> What is asked
**1)** In the question-session transcript, what does Senior Captain Zhang Ye say China and the ASEAN countries approved last month?
**2)** Name every audience member in the question-session transcript who asks a question.
**3)** Pick up the question-session transcript after its last line and carry it on.

> Document passage
******************************

Dr John Chipman, Director-General and Chief Executive, IISS

We will now open up the floor to short, crisp questions. I have six already on my list, and I think what I will do is I will take about six or seven and then come back to the panel. So the first on my list was from Canada, Paul Evans.

Professor Paul Evans, Institute of Asian Research, University of British Columbia

Thank you, John, for the opportunity. The theme of the three ministers today was rules-based order – we must have heard the phrase 25 times – and I would like to ask a question about how far we can trust the United States in sustaining that rules-based order globally, but also regionally. Last night, Prime Minister Turnbull made the important observation that the US is not withdrawing from the international order that it has anchored for much of the last 75 years, but Mr Turnbull emphasised that he feels that the United States wants to engage that international order in a new kind of way. In light of the withdrawal from the Paris Accord, NATO, Trans-Pacific Partnership (TPP), I am led to the following observation: that in God we can trust, in Secretary of Defense Mattis we can trust, but can we trust Mr Trump's America First going forward? Unilateralism and exceptionalism can be as corrosive to a rule of law for all as other kinds of threats that we are discussing.

Dr John Chipman, Director-General and Chief Executive, IISS

Thank you very much. I will go next to Nur’Asyura Salleh from Brunei.

Nur’Asyura Salleh, PhD Candidate, S Rajaratnam School of International Studies

Hi. The US withdrawal from multilateral frameworks such as the TPP and the Paris Agreement has left a vacuum for other major powers to take the lead. Do you see your respective countries taking a larger responsibility in the regional architecture in order to maintain this rules-based order? Thank you.

Dr John Chipman, Director-General and Chief Executive, IISS

Thank you. From France and the IISS, Pierre Noël.

Dr Pierre Noël, Senior Fellow for Economic and Energy Security, IISS

Thank you very much, John. My question is to the three ministers. Thank you for the very good speeches. I am somewhat puzzled by this idea of a rules-based order. I want to ask the three of you if you really believe that international orders are based on rules only? I had gathered from my studies that they were based on a tension between rules on the one hand and a balance of power on the other hand. What we are witnessing today is a once-in-a-century change in the balance of power. What are we to make of this? Can we really limit our strategic thinking to reaffirming that the status quo will be defended and that the rules-based order, so-called, has benefited everyone and therefore should be in place forever? Can we really ignore the change in the balance of power, or are we prepared to really think and act strategically in Asia to preserve the peace?

Dr John Chipman, Director-General and Chief Executive, IISS

Thank you very much for that, if I understood it well, call for realpolitik. From Malaysia, Jin Kiat Khoo.

Khoo Jin Kiat, Senior Reporter, Defense and Diplomatic Affairs, The China Press

Thank you for taking my question. My question is to the Japan Defense Minister. In order to enhance your presence to this region, is there any plan to increase your summer visit [JL1] to ASEAN countries? Thank you.

Dr John Chipman, Director-General and Chief Executive, IISS

Thank you. From China, Ye Zhang.

Senior Captain Zhang Ye, Head, World Naval Research Office, People’s Liberation Army, China

Thank you. My question is also for the Japanese Defense Minister. Thank you for your speech, and in your speech you said you are deeply concerned about the situation in South China Sea and you gave us a gloomy picture of the situation in terms of its rules and orders. But I would like to tell another story, because we all know that the situation in this area is much better than it was at this time last year. Last month, the framework of the Code of Conduct (CoC) has been approved by China and ASEAN countries and it is the fruit of the joint effort of China and the ASEAN countries and is also a very important step towards the development of the rule and order in this region. So, my question is, could you make some comments on this progress and could you make some evaluation of its contribution to the rule and order in this region? Thank you.

******************************

> Collected material
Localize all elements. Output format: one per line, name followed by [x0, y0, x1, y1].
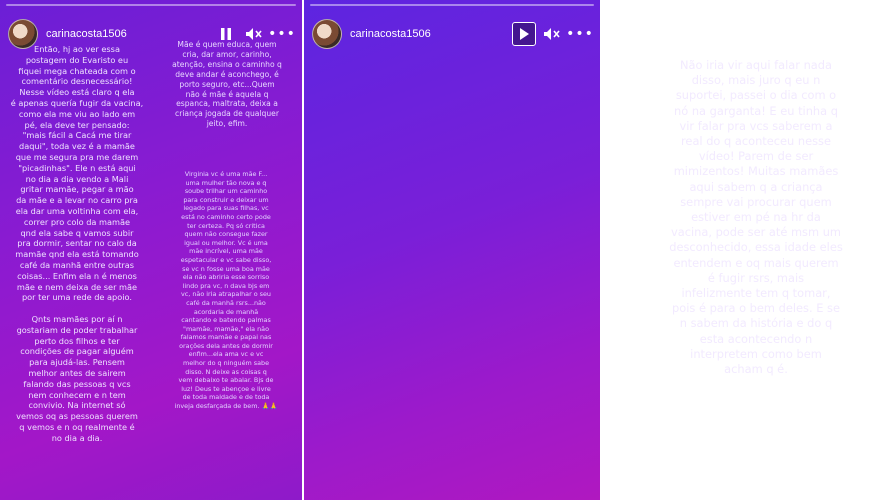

******************************

> Per-task outputs
**1)** The framework of the Code of Conduct (CoC) for the South China Sea.

**2)**
- Paul Evans
- Nur’Asyura Salleh
- Pierre Noël
- Khoo Jin Kiat
- Zhang Ye

**3)**
Dr John Chipman, Director-General and Chief Executive, IISS

Thank you. Last question in this round – but I will go back to the floor after the panellists have replied – is from Jinho Park of South Korea.

Jinho Park, Chief of Staff to Baek Seung Joo, National Assembly of the Republic of Korea

Thank you, Mr Chairman. My question is to Japanese Minister Inada. In resolving North Korean nuclear problems, trilateral strategic cooperation among Japan and Korea, the US has been limited or not enough. If you agree, I am wondering about your opinion in regard to why it has been so and how to fix the problem, why the new ROK administration somehow has a different understanding of the Korea–Japan relationship and Korea–US relationship compared with former governments in Seoul.

Dr John Chipman, Director-General and Chief Executive, IISS

Thank you very much. I will return now to the panel and I might take them in the same order in which they spoke, so Minister Inada, Minister Payne and then Minister Goulard. Minister Inada, please.

Tomomi Inada, Minister of Defense, Japan

Thank you for your questions, which covered a wide range of topics.

Firstly, there were questions on whether the US can be relied upon with regard to international order and, in the light of the US withdrawal from the TPP and now from the Paris Agreement, to what extent further maintenance of the rules-based international order may be advantageous in this region and also whether that is something that will keep on changing.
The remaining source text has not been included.